— What is needed —
Can you write out all of the material below, word for word?

— Data provided —
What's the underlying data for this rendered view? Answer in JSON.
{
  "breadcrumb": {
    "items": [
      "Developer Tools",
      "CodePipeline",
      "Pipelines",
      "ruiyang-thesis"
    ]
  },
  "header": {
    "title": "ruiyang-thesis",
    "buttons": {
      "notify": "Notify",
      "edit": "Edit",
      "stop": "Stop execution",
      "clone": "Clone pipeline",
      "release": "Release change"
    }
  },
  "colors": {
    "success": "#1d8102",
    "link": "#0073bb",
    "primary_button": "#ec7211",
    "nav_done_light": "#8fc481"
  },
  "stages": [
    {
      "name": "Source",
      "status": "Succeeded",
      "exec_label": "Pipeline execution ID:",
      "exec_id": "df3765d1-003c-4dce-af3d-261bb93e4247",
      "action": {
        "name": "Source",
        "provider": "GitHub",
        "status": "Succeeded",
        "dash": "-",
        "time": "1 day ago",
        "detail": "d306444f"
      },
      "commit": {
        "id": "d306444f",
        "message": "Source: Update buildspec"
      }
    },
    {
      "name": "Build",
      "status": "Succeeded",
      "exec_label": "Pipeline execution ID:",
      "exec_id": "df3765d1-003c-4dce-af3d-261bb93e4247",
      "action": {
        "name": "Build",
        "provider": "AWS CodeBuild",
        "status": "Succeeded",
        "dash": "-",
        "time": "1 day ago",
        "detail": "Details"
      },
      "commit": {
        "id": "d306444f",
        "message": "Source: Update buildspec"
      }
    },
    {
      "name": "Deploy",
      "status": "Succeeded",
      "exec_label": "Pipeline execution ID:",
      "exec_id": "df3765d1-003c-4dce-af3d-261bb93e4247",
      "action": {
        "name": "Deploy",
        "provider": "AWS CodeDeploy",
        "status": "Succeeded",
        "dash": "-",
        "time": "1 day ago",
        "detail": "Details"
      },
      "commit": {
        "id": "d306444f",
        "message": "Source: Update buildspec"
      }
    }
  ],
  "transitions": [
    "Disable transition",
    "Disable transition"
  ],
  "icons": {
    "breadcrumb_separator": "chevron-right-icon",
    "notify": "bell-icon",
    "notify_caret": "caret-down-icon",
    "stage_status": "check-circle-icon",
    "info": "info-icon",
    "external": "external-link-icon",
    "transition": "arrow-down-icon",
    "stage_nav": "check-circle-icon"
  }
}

— Task result —
What's the underlying data for this rendered view? Answer in JSON.
{
  "breadcrumb": {
    "items": [
      "Developer Tools",
      "CodePipeline",
      "Pipelines",
      "ruiyang-thesis"
    ]
  },
  "header": {
    "title": "ruiyang-thesis",
    "buttons": {
      "notify": "Notify",
      "edit": "Edit",
      "stop": "Stop execution",
      "clone": "Clone pipeline",
      "release": "Release change"
    }
  },
  "colors": {
    "success": "#1d8102",
    "link": "#0073bb",
    "primary_button": "#ec7211",
    "nav_done_light": "#8fc481"
  },
  "stages": [
    {
      "name": "Source",
      "status": "Succeeded",
      "exec_label": "Pipeline execution ID:",
      "exec_id": "df3765d1-003c-4dce-af3d-261bb93e4247",
      "action": {
        "name": "Source",
        "provider": "GitHub",
        "status": "Succeeded",
        "dash": "-",
        "time": "1 day ago",
        "detail": "d306444f"
      },
      "commit": {
        "id": "d306444f",
        "message": "Source: Update buildspec"
      }
    },
    {
      "name": "Build",
      "status": "Succeeded",
      "exec_label": "Pipeline execution ID:",
      "exec_id": "df3765d1-003c-4dce-af3d-261bb93e4247",
      "action": {
        "name": "Build",
        "provider": "AWS CodeBuild",
        "status": "Succeeded",
        "dash": "-",
        "time": "1 day ago",
        "detail": "Details"
      },
      "commit": {
        "id": "d306444f",
        "message": "Source: Update buildspec"
      }
    },
    {
      "name": "Deploy",
      "status": "Succeeded",
      "exec_label": "Pipeline execution ID:",
      "exec_id": "df3765d1-003c-4dce-af3d-261bb93e4247",
      "action": {
        "name": "Deploy",
        "provider": "AWS CodeDeploy",
        "status": "Succeeded",
        "dash": "-",
        "time": "1 day ago",
        "detail": "Details"
      },
      "commit": {
        "id": "d306444f",
        "message": "Source: Update buildspec"
      }
    }
  ],
  "transitions": [
    "Disable transition",
    "Disable transition"
  ],
  "icons": {
    "breadcrumb_separator": "chevron-right-icon",
    "notify": "bell-icon",
    "notify_caret": "caret-down-icon",
    "stage_status": "check-circle-icon",
    "info": "info-icon",
    "external": "external-link-icon",
    "transition": "arrow-down-icon",
    "stage_nav": "check-circle-icon"
  }
}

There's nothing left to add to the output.